**TASK TO CARRY OUT:** Single out the lines of the material that contain "Hipospadia" and copy them.

Part of a data file
##############################

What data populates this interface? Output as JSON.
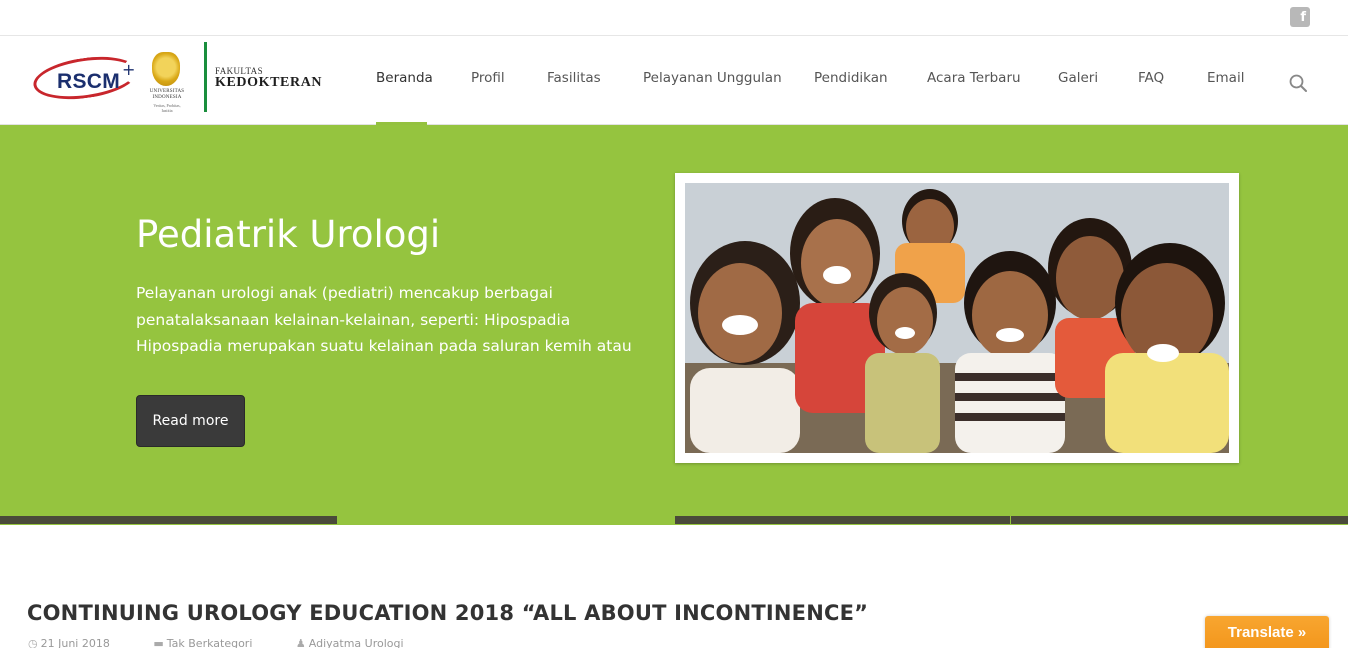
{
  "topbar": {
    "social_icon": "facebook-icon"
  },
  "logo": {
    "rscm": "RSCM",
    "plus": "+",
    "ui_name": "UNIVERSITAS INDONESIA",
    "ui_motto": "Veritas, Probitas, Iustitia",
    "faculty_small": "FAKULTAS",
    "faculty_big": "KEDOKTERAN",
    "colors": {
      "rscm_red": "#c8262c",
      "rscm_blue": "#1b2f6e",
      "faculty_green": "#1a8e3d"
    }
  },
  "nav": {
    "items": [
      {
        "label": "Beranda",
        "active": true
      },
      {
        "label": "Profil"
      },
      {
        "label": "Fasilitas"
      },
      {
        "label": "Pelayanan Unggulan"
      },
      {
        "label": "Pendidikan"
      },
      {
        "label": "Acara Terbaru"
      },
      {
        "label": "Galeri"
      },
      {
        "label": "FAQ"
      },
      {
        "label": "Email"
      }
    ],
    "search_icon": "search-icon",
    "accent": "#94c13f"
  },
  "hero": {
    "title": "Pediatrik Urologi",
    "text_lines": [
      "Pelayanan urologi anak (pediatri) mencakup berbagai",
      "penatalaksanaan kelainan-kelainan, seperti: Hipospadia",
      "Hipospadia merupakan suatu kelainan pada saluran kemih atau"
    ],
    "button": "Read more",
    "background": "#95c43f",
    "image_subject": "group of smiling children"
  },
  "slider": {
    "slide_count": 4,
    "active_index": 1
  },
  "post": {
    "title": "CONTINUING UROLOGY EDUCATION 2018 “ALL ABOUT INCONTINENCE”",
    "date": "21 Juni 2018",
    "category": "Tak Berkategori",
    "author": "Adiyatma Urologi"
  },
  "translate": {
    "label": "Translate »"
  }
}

##############################

**COMPLETE OUTPUT:**
      "penatalaksanaan kelainan-kelainan, seperti: Hipospadia",
      "Hipospadia merupakan suatu kelainan pada saluran kemih atau"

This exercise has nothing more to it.